Records from a data source:
------------------------------------------------------------------------
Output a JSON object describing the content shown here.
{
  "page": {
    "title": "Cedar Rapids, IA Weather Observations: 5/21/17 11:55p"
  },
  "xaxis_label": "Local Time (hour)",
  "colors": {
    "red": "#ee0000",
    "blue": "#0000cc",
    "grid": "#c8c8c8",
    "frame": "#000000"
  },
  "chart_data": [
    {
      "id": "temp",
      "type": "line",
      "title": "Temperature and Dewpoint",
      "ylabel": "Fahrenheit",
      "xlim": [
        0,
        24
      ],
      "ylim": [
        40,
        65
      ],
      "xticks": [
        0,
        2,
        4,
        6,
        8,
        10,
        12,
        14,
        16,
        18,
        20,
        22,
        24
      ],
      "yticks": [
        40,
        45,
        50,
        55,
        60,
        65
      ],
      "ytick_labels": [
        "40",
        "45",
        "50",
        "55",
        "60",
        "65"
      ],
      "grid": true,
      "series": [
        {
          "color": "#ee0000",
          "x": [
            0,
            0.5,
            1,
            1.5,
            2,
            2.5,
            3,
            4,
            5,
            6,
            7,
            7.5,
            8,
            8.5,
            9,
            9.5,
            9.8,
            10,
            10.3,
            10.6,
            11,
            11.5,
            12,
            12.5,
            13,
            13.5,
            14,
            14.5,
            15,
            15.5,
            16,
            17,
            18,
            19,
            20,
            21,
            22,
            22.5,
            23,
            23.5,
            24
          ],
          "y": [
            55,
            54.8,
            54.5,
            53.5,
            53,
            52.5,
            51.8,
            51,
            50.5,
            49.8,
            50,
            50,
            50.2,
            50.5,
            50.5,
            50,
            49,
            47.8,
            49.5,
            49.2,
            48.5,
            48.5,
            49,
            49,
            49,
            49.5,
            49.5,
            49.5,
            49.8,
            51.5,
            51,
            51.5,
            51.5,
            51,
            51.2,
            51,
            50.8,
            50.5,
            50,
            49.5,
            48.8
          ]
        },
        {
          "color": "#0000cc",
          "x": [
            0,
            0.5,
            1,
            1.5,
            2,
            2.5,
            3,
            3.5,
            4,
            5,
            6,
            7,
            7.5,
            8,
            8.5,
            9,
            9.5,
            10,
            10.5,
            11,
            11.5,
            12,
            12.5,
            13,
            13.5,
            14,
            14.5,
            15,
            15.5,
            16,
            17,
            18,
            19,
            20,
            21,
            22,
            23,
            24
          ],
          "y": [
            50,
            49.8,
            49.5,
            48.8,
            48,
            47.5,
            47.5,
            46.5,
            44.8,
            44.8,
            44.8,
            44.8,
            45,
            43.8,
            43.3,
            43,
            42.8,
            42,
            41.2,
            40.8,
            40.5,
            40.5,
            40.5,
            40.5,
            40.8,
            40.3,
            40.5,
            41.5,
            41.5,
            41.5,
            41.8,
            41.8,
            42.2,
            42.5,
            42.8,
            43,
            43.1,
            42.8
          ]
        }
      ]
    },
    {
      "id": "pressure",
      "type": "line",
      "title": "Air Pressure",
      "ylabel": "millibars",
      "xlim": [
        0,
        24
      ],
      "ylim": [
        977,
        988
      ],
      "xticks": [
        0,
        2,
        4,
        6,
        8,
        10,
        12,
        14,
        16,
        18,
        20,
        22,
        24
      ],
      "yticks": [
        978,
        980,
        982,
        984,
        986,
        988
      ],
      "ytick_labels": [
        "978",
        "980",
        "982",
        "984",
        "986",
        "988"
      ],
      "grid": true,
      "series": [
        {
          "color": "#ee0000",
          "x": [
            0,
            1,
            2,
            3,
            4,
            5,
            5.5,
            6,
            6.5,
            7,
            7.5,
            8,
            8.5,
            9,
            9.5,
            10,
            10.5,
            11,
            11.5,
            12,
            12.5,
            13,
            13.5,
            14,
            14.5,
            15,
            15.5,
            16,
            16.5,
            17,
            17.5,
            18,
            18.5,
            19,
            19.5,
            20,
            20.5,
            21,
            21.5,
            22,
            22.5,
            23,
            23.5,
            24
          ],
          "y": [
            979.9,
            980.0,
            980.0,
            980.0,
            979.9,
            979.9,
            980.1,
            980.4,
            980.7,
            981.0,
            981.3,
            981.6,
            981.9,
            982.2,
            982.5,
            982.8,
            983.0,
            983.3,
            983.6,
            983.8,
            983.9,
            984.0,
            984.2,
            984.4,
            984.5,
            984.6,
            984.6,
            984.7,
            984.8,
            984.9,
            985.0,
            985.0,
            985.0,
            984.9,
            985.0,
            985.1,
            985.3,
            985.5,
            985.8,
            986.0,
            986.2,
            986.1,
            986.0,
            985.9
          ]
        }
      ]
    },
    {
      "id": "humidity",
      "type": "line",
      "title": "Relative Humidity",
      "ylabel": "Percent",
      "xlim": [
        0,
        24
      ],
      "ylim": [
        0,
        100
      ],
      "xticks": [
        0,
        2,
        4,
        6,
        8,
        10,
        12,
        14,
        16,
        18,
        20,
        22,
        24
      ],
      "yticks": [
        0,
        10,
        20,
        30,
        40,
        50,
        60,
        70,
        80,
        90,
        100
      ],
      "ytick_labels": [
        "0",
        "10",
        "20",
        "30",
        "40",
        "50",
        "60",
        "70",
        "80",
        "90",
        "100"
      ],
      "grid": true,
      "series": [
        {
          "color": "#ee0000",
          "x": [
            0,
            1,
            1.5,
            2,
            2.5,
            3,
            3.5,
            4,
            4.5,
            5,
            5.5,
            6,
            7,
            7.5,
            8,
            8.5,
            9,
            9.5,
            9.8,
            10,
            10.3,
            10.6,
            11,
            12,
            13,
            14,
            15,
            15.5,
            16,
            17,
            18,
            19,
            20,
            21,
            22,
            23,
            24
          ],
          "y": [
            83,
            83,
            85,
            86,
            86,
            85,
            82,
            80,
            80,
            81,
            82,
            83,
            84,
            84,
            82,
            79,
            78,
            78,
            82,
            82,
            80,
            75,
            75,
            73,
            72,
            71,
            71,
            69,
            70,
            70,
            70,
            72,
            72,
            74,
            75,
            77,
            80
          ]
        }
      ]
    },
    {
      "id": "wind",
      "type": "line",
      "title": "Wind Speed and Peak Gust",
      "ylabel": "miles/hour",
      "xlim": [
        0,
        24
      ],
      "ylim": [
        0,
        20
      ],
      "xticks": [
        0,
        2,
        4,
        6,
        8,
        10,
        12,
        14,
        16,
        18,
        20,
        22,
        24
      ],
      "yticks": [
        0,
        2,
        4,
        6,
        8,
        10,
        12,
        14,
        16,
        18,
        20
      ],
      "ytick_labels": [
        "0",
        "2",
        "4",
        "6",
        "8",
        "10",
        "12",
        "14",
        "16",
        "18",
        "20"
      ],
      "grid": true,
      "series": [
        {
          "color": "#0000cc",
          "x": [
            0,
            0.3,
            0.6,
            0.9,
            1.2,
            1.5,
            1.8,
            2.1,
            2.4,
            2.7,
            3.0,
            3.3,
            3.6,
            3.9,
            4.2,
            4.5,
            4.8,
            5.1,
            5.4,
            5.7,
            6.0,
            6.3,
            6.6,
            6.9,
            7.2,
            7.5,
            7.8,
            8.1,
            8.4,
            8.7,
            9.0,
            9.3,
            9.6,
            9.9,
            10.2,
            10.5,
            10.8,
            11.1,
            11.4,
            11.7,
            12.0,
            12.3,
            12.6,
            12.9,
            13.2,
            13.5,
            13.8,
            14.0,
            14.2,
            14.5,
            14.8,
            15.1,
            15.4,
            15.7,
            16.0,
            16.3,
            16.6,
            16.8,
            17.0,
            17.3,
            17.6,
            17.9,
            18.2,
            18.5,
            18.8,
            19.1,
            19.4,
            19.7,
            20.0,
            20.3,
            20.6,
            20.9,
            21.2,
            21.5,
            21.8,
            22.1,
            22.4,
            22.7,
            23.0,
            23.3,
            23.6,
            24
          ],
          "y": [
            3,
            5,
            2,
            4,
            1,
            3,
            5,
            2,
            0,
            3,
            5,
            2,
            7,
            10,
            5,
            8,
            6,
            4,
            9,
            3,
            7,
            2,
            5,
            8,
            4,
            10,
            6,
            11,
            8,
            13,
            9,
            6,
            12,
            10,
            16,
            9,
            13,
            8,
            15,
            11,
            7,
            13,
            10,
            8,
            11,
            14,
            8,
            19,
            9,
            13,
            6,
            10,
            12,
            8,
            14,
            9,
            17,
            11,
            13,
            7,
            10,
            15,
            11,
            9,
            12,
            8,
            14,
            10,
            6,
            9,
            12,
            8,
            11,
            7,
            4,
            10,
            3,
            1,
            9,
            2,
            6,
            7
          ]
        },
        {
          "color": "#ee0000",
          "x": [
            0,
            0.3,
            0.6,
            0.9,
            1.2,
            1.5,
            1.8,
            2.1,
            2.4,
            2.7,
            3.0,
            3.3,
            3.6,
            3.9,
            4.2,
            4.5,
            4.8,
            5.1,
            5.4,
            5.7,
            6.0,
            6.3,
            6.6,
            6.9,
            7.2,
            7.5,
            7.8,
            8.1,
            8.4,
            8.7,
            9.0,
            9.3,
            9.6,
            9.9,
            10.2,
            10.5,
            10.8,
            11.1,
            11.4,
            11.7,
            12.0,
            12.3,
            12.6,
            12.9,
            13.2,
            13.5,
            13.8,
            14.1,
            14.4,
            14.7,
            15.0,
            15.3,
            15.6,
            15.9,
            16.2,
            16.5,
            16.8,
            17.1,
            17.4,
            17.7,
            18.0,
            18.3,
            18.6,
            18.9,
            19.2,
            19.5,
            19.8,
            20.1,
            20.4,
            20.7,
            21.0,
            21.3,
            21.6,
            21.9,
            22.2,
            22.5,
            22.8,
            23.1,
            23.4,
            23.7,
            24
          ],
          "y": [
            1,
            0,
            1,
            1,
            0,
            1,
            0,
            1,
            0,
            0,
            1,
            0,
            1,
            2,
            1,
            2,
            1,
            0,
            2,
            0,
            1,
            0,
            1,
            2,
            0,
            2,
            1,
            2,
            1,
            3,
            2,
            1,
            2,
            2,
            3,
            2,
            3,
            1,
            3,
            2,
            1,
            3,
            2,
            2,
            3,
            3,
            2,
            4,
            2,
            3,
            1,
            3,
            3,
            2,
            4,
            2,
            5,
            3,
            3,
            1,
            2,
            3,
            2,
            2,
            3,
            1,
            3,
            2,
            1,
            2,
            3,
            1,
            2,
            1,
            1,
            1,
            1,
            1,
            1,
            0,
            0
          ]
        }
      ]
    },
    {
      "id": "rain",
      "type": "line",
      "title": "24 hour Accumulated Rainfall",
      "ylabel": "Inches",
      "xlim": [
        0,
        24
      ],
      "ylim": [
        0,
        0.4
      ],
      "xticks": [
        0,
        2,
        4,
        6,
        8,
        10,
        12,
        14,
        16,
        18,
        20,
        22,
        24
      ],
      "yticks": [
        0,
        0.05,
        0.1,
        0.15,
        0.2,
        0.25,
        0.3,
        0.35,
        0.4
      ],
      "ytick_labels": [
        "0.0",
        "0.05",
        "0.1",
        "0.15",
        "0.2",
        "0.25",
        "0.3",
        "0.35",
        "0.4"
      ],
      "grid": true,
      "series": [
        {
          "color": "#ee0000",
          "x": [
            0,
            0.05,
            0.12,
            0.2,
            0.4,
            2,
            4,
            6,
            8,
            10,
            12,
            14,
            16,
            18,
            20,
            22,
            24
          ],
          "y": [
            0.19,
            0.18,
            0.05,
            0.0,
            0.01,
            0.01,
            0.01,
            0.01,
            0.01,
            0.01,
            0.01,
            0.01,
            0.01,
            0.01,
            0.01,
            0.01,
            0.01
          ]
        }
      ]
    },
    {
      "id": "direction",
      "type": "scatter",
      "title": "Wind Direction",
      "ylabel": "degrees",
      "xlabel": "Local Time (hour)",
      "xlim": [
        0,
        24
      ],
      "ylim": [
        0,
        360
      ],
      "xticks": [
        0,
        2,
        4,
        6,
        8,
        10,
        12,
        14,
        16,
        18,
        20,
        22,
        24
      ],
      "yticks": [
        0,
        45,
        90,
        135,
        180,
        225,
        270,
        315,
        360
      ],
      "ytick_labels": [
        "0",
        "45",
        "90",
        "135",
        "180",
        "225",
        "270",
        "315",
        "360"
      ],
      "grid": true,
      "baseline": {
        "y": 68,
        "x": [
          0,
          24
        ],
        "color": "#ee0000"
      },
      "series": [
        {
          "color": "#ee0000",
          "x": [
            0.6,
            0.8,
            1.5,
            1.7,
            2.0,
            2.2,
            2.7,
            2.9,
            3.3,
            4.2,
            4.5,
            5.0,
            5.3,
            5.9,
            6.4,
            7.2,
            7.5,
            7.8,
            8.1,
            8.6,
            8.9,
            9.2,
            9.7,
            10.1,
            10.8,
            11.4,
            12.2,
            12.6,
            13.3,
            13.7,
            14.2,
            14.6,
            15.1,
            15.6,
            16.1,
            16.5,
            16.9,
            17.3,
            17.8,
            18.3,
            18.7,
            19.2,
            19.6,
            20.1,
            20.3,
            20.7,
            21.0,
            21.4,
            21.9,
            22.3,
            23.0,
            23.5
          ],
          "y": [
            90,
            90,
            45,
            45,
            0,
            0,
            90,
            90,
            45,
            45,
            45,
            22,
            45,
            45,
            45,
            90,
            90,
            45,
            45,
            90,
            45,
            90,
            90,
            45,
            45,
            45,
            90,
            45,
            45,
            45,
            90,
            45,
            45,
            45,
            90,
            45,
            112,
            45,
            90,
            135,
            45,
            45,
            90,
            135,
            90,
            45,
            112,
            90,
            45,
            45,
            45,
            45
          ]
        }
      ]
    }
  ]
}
------------------------------------------------------------------------
Task brief:
Pick out and copy the lines of the material that include the word "ylabel".

Problem solution:
      "ylabel": "Fahrenheit",
      "ylabel": "millibars",
      "ylabel": "Percent",
      "ylabel": "miles/hour",
      "ylabel": "Inches",
      "ylabel": "degrees",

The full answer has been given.